Transcribe all records exactly.
════════
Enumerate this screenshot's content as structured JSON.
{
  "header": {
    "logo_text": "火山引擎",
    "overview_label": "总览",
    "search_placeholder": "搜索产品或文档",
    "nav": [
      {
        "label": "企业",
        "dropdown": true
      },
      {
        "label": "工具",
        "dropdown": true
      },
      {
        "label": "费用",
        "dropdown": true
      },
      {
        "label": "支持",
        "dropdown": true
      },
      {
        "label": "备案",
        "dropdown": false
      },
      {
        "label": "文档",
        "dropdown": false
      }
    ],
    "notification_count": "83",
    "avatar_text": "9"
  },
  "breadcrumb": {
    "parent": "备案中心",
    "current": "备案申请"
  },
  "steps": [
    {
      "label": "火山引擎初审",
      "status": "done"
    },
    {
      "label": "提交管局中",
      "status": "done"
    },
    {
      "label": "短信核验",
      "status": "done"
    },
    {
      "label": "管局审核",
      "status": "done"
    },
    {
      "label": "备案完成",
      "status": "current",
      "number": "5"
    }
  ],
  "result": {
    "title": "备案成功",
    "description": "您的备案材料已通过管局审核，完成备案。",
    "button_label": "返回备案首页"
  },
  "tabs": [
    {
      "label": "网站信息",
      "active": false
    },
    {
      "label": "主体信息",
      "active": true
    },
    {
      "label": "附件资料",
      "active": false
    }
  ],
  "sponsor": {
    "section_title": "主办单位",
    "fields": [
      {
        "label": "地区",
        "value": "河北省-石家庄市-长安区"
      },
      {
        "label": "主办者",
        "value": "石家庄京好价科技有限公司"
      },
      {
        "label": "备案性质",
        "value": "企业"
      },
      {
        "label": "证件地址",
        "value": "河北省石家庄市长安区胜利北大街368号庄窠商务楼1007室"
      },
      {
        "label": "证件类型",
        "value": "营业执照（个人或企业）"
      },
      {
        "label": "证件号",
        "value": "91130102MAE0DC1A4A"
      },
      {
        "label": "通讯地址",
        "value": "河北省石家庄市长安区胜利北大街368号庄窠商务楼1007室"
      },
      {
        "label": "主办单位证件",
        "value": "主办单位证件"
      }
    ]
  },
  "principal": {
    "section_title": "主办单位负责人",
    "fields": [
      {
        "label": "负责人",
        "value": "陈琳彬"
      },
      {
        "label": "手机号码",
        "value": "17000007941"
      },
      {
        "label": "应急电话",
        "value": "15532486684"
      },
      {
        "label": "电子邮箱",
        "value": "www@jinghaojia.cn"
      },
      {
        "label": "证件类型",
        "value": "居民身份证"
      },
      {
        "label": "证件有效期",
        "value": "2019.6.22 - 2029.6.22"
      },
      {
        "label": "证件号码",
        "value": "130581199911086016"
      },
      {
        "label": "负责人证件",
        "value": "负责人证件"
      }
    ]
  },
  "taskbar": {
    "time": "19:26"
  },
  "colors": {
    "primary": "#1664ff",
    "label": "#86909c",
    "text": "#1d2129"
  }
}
════════
Worked solution:
Enumerate this screenshot's content as structured JSON.
{
  "header": {
    "logo_text": "火山引擎",
    "overview_label": "总览",
    "search_placeholder": "搜索产品或文档",
    "nav": [
      {
        "label": "企业",
        "dropdown": true
      },
      {
        "label": "工具",
        "dropdown": true
      },
      {
        "label": "费用",
        "dropdown": true
      },
      {
        "label": "支持",
        "dropdown": true
      },
      {
        "label": "备案",
        "dropdown": false
      },
      {
        "label": "文档",
        "dropdown": false
      }
    ],
    "notification_count": "83",
    "avatar_text": "9"
  },
  "breadcrumb": {
    "parent": "备案中心",
    "current": "备案申请"
  },
  "steps": [
    {
      "label": "火山引擎初审",
      "status": "done"
    },
    {
      "label": "提交管局中",
      "status": "done"
    },
    {
      "label": "短信核验",
      "status": "done"
    },
    {
      "label": "管局审核",
      "status": "done"
    },
    {
      "label": "备案完成",
      "status": "current",
      "number": "5"
    }
  ],
  "result": {
    "title": "备案成功",
    "description": "您的备案材料已通过管局审核，完成备案。",
    "button_label": "返回备案首页"
  },
  "tabs": [
    {
      "label": "网站信息",
      "active": false
    },
    {
      "label": "主体信息",
      "active": true
    },
    {
      "label": "附件资料",
      "active": false
    }
  ],
  "sponsor": {
    "section_title": "主办单位",
    "fields": [
      {
        "label": "地区",
        "value": "河北省-石家庄市-长安区"
      },
      {
        "label": "主办者",
        "value": "石家庄京好价科技有限公司"
      },
      {
        "label": "备案性质",
        "value": "企业"
      },
      {
        "label": "证件地址",
        "value": "河北省石家庄市长安区胜利北大街368号庄窠商务楼1007室"
      },
      {
        "label": "证件类型",
        "value": "营业执照（个人或企业）"
      },
      {
        "label": "证件号",
        "value": "91130102MAE0DC1A4A"
      },
      {
        "label": "通讯地址",
        "value": "河北省石家庄市长安区胜利北大街368号庄窠商务楼1007室"
      },
      {
        "label": "主办单位证件",
        "value": "主办单位证件"
      }
    ]
  },
  "principal": {
    "section_title": "主办单位负责人",
    "fields": [
      {
        "label": "负责人",
        "value": "陈琳彬"
      },
      {
        "label": "手机号码",
        "value": "17000007941"
      },
      {
        "label": "应急电话",
        "value": "15532486684"
      },
      {
        "label": "电子邮箱",
        "value": "www@jinghaojia.cn"
      },
      {
        "label": "证件类型",
        "value": "居民身份证"
      },
      {
        "label": "证件有效期",
        "value": "2019.6.22 - 2029.6.22"
      },
      {
        "label": "证件号码",
        "value": "130581199911086016"
      },
      {
        "label": "负责人证件",
        "value": "负责人证件"
      }
    ]
  },
  "taskbar": {
    "time": "19:26"
  },
  "colors": {
    "primary": "#1664ff",
    "label": "#86909c",
    "text": "#1d2129"
  }
}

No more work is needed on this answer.